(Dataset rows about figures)
※

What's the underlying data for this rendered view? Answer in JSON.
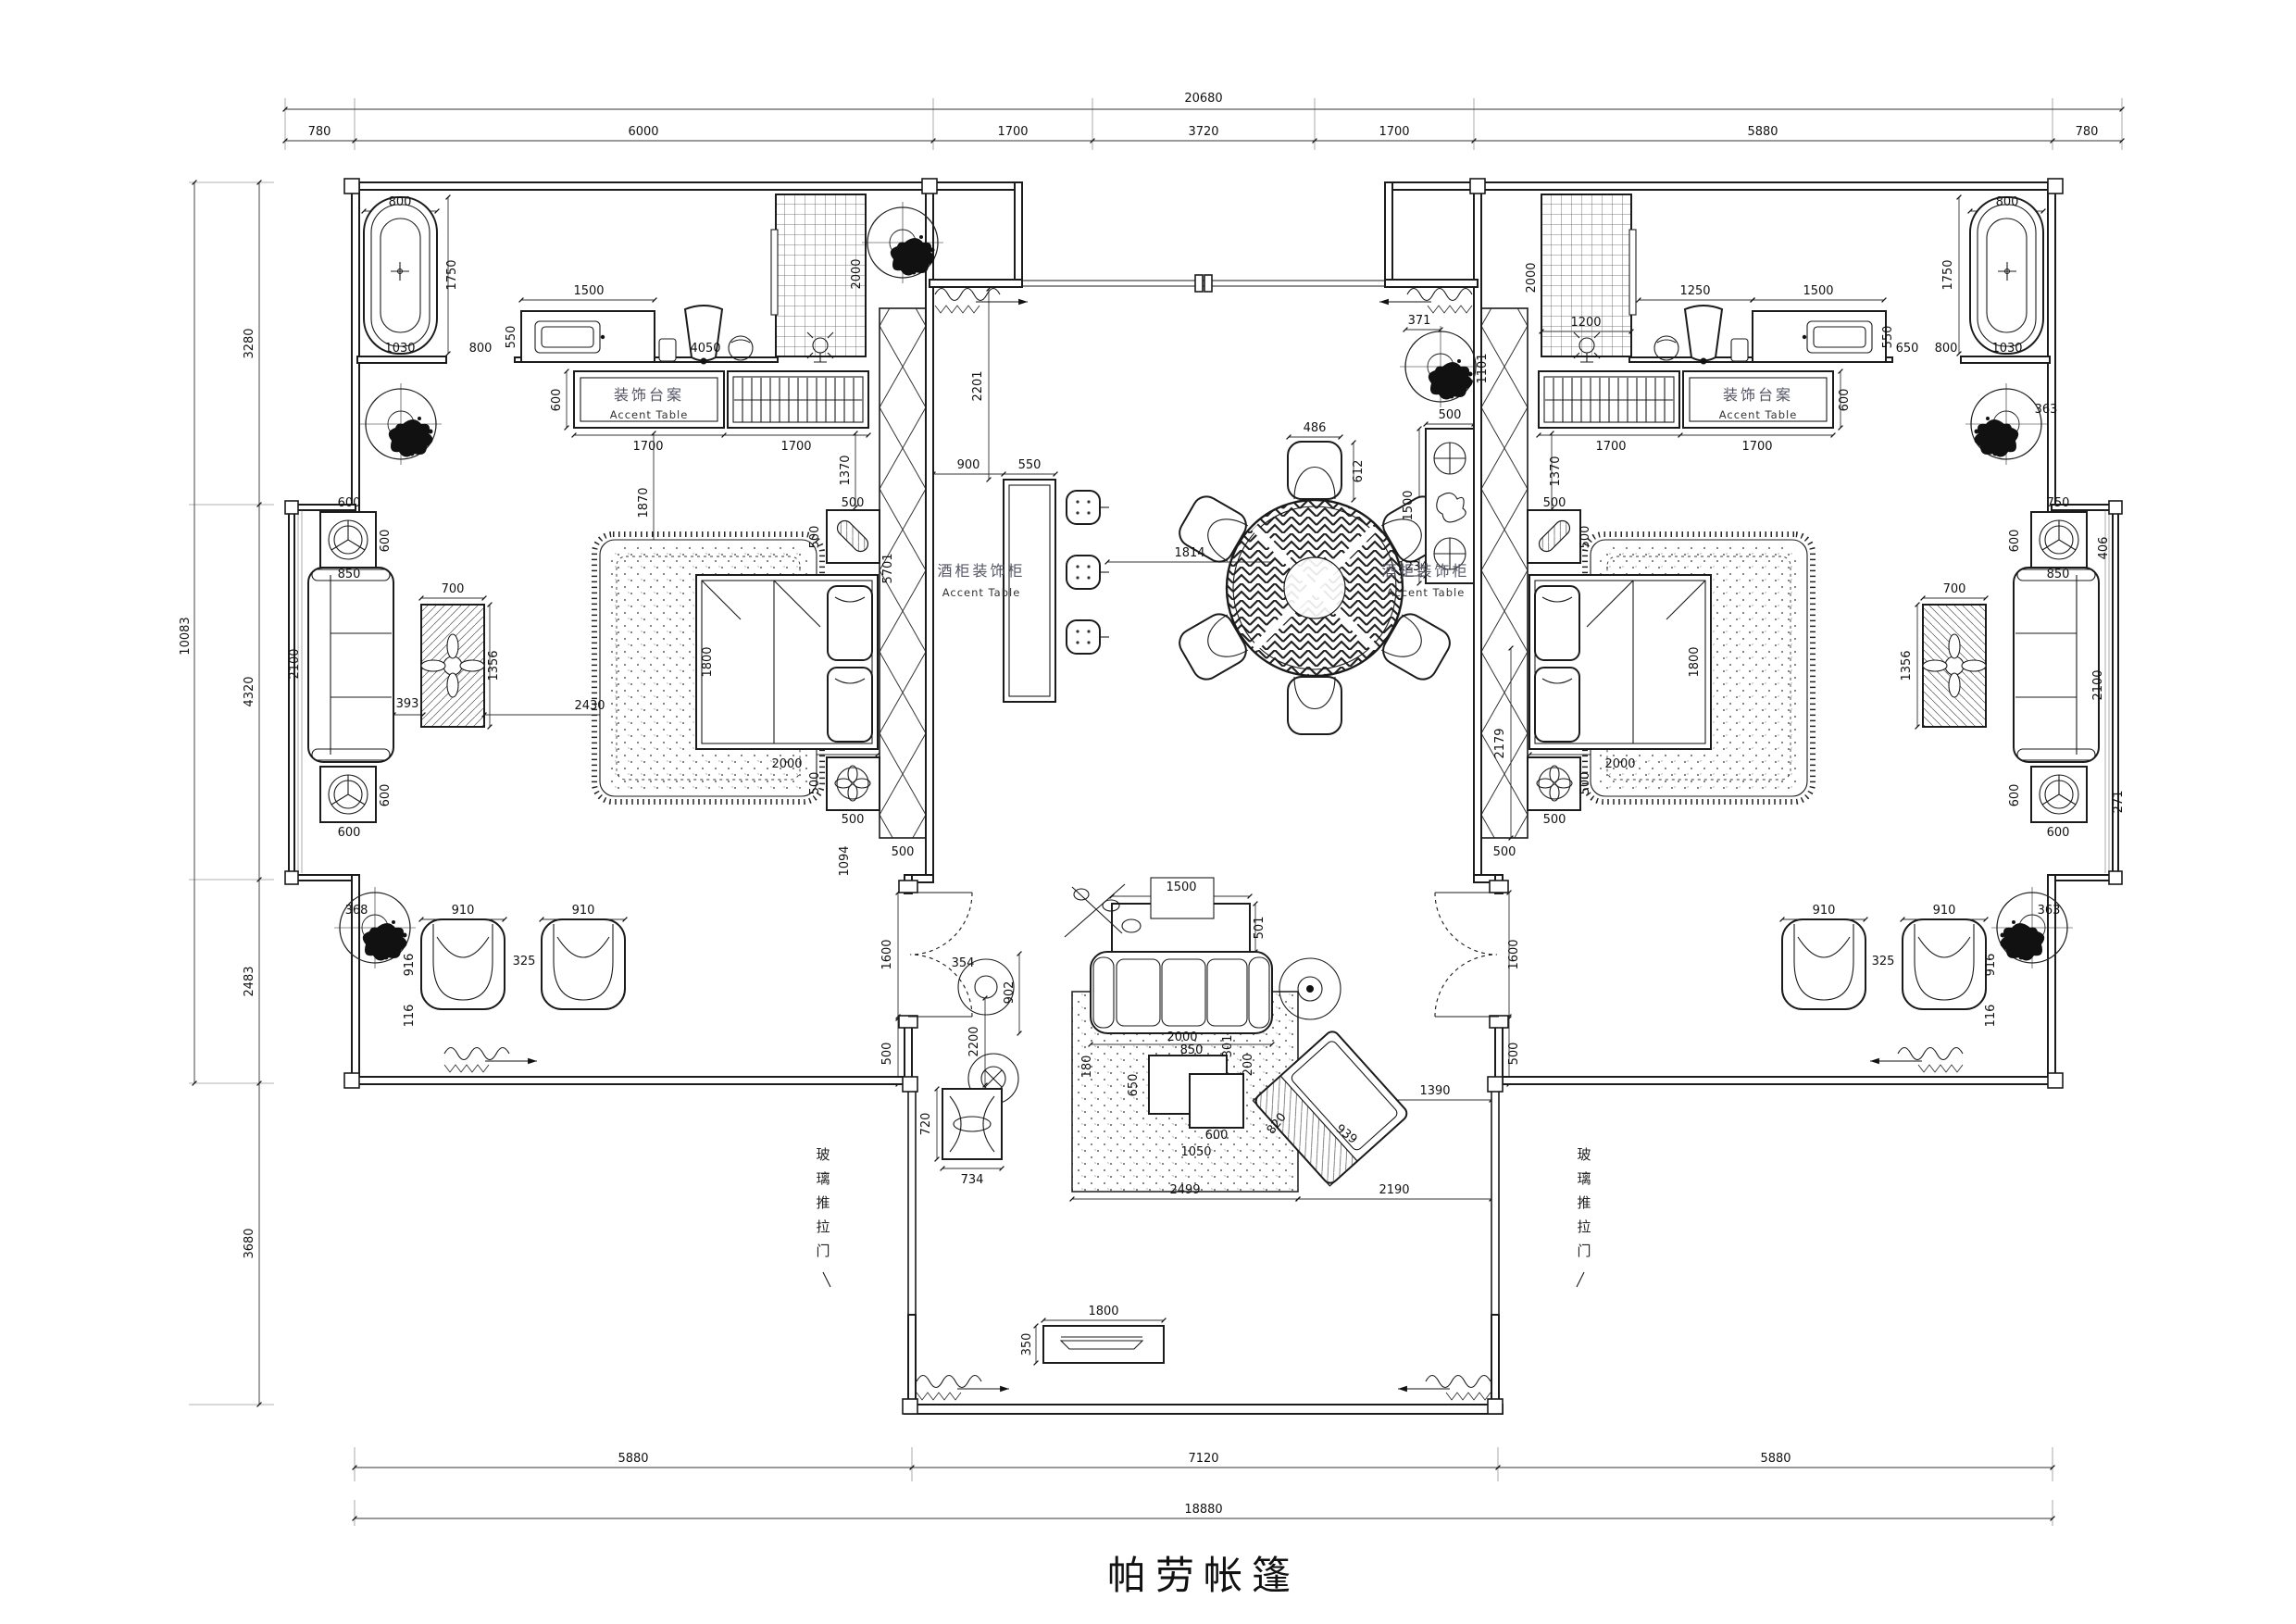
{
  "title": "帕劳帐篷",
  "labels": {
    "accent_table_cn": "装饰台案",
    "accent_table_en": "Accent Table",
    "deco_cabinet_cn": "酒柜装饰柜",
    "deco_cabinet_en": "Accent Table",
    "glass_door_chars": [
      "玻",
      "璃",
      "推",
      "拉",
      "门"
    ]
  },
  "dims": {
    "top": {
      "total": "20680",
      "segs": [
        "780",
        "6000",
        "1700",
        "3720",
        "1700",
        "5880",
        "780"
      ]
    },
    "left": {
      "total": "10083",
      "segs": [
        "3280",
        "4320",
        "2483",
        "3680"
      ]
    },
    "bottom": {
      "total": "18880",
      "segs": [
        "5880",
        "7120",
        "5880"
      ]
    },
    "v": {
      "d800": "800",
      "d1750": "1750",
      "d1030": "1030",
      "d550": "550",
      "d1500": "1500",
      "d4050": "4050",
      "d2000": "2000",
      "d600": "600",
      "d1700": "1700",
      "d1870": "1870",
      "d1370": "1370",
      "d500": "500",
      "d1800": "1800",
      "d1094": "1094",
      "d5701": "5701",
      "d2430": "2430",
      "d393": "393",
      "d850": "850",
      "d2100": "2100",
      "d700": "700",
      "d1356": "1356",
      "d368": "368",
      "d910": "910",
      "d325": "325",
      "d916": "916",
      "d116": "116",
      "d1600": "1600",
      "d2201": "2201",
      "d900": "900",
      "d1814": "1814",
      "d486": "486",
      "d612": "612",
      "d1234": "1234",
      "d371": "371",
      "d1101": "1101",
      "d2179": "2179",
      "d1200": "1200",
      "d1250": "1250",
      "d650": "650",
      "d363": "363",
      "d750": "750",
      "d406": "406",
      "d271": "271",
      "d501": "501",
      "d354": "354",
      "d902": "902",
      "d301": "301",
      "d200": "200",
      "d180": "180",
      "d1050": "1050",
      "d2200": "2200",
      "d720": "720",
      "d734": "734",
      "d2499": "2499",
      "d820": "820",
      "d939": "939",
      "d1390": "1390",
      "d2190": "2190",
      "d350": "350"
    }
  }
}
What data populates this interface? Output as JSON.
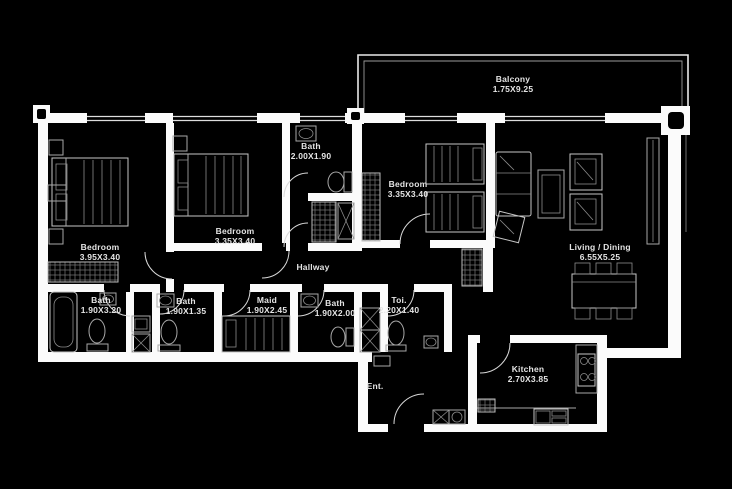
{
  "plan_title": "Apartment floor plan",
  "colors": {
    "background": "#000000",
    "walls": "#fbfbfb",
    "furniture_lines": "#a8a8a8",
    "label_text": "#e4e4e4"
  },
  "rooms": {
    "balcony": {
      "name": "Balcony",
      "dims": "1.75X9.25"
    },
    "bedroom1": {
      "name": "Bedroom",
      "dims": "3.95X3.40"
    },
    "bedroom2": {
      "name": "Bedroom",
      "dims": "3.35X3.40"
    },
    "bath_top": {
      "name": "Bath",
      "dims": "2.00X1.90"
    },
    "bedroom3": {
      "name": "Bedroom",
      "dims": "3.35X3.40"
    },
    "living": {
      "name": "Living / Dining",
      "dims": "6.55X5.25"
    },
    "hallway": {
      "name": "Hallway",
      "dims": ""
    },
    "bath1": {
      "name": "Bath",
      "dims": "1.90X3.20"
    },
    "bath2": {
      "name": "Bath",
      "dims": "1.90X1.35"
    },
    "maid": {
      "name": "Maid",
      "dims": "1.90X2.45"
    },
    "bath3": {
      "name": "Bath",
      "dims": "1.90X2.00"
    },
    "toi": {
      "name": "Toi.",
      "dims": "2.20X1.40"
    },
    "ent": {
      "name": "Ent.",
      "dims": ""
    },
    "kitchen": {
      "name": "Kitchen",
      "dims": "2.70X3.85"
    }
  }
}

※

Find the lines with the string "total" and reproduce them.

- [EXERCISE ANSWER]:
      "total": "20680",
      "total": "10083",
      "total": "18880",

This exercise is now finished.